Given text below:
NSAID Use Not Linked to Increased Mortality, Severity in COVID-19

In COVID-19, Latest News
by Healthday

In propensity score-matched cohort, no increase seen in in-hospital mortality, critical care admission, requirement for ventilation

WEDNESDAY, May 12, 2021 (HealthDay News) — Nonsteroidal anti-inflammatory drug (NSAID) use is not associated with increased mortality or severity of COVID-19, according to a study published online May 7 in The Lancet Rheumatology.

Thomas M. Drake, M.B.Ch.B., from the University of Edinburgh in the United Kingdom, and colleagues conducted a prospective, multicenter cohort study involving patients admitted to the hospital with confirmed or highly suspected severe acute respiratory syndrome-coronavirus 2 infection leading to COVID-19 between Jan. 17 and Aug. 10, 2020; data were included from 72,179 patients from 255 health care facilities. The effects of NSAIDs were examined; NSAID use needed to be within two weeks prior to hospital admission.

The researchers found that 5.8 percent of patients were recorded as taking systemic NSAIDs before hospital admission. Balanced groups of NSAID users and nonusers were obtained following propensity score matching (4,205 patients in each group). No significant differences were seen in severity at hospital admission between the groups. NSAID use was not associated with worse in-hospital mortality, critical care admission, requirement for invasive ventilation, requirement for noninvasive ventilation, requirement for oxygen, or occurrence of acute kidney injury after adjustment for explanatory variables.

“For clinicians and patients, our findings should provide reassurance that NSAIDs can be used as indicated in the community without increasing the severity of COVID-19,” the authors write.

One author from the study disclosed financial ties to Integrum Scientific; one author of the editorial disclosed ties to Novartis.
End of Given text.
What you will do:
1. For the NSAID report, state whether each statement agrees with it, answering yes or no and quoting the deciding words: (a) The study appeared in The Lancet Rheumatology. (b) Patient data came from more than 300 health care facilities. (c) Before hospital admission, 5.8 percent of patients were recorded as taking systemic NSAIDs.
2. Rewrite the passage of the NSAID report from "WEDNESDAY, May 12, 2021" to "The Lancet Rheumatology.", replacing "increased" with "higher".
Material supplied below:
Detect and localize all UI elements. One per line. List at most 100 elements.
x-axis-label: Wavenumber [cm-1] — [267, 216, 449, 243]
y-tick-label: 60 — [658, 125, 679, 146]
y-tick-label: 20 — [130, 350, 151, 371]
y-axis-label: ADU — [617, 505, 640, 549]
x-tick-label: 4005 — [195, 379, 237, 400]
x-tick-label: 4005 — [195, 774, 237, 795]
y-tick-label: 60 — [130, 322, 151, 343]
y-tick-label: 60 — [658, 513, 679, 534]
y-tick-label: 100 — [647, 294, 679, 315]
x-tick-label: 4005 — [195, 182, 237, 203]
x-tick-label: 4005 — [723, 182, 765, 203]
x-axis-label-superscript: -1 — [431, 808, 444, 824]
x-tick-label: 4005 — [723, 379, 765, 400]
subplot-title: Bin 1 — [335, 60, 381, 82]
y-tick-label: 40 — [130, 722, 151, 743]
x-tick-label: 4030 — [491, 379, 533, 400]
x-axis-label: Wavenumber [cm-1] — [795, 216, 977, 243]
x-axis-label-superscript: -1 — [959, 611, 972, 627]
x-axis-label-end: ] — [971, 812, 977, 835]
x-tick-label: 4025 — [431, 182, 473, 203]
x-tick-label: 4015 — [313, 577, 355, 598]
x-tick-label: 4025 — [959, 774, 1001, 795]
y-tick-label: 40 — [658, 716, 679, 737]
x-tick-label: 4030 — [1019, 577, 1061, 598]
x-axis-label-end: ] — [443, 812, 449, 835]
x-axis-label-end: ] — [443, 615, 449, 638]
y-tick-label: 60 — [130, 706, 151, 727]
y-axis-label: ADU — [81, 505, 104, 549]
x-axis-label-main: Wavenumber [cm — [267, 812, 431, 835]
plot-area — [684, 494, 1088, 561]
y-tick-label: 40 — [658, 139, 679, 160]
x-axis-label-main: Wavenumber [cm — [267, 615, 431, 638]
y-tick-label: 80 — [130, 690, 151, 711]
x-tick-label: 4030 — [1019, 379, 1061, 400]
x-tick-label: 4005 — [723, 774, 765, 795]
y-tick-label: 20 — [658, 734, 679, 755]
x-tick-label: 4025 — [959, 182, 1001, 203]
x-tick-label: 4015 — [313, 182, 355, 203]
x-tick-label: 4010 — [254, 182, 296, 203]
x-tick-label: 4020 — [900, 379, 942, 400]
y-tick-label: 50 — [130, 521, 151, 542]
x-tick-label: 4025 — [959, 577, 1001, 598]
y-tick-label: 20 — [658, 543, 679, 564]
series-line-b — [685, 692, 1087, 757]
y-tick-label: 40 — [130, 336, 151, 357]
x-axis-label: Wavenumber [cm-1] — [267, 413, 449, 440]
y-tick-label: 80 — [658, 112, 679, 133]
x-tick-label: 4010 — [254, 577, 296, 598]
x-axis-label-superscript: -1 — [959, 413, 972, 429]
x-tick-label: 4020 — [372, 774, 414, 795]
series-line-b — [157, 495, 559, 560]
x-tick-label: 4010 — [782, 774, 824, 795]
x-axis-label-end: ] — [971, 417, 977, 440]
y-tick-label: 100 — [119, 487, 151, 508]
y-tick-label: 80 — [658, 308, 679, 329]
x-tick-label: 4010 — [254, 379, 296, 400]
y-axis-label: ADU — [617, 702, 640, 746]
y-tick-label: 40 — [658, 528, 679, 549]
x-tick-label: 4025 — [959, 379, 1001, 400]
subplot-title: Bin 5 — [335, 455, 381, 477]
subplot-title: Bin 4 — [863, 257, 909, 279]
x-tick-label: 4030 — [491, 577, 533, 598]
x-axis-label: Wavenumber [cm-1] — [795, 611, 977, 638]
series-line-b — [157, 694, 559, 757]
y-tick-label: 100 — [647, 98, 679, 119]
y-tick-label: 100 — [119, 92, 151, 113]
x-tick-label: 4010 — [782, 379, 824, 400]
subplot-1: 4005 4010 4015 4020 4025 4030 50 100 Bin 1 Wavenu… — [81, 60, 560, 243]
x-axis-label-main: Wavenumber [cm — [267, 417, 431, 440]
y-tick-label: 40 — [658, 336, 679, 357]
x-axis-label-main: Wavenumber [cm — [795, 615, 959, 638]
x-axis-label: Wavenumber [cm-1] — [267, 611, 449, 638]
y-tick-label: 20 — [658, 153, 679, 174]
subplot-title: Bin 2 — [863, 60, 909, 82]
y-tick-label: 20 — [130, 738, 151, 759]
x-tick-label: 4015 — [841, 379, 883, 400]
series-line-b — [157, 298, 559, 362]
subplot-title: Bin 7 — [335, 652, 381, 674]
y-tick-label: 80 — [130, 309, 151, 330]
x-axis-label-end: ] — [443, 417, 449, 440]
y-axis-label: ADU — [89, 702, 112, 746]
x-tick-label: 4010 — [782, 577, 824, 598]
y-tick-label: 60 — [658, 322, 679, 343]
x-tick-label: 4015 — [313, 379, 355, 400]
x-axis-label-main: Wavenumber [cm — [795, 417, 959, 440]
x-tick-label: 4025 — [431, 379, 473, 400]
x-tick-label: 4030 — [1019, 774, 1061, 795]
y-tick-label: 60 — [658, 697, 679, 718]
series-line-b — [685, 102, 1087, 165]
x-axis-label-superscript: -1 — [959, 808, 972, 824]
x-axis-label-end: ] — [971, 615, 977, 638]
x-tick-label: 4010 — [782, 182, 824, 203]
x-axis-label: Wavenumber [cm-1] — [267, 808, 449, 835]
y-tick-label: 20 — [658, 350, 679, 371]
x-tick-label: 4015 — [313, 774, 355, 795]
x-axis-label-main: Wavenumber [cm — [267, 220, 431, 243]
End of Material supplied.
Solution set:
1.
(a) Yes: "according to a study published online May 7 in The Lancet Rheumatology"
(b) No: "data were included from 72,179 patients from 255 health care facilities"
(c) Yes: "5.8 percent of patients were recorded as taking systemic NSAIDs before hospital admission"

2.
WEDNESDAY, May 12, 2021 (HealthDay News) — Nonsteroidal anti-inflammatory drug (NSAID) use is not associated with higher mortality or severity of COVID-19, according to a study published online May 7 in The Lancet Rheumatology.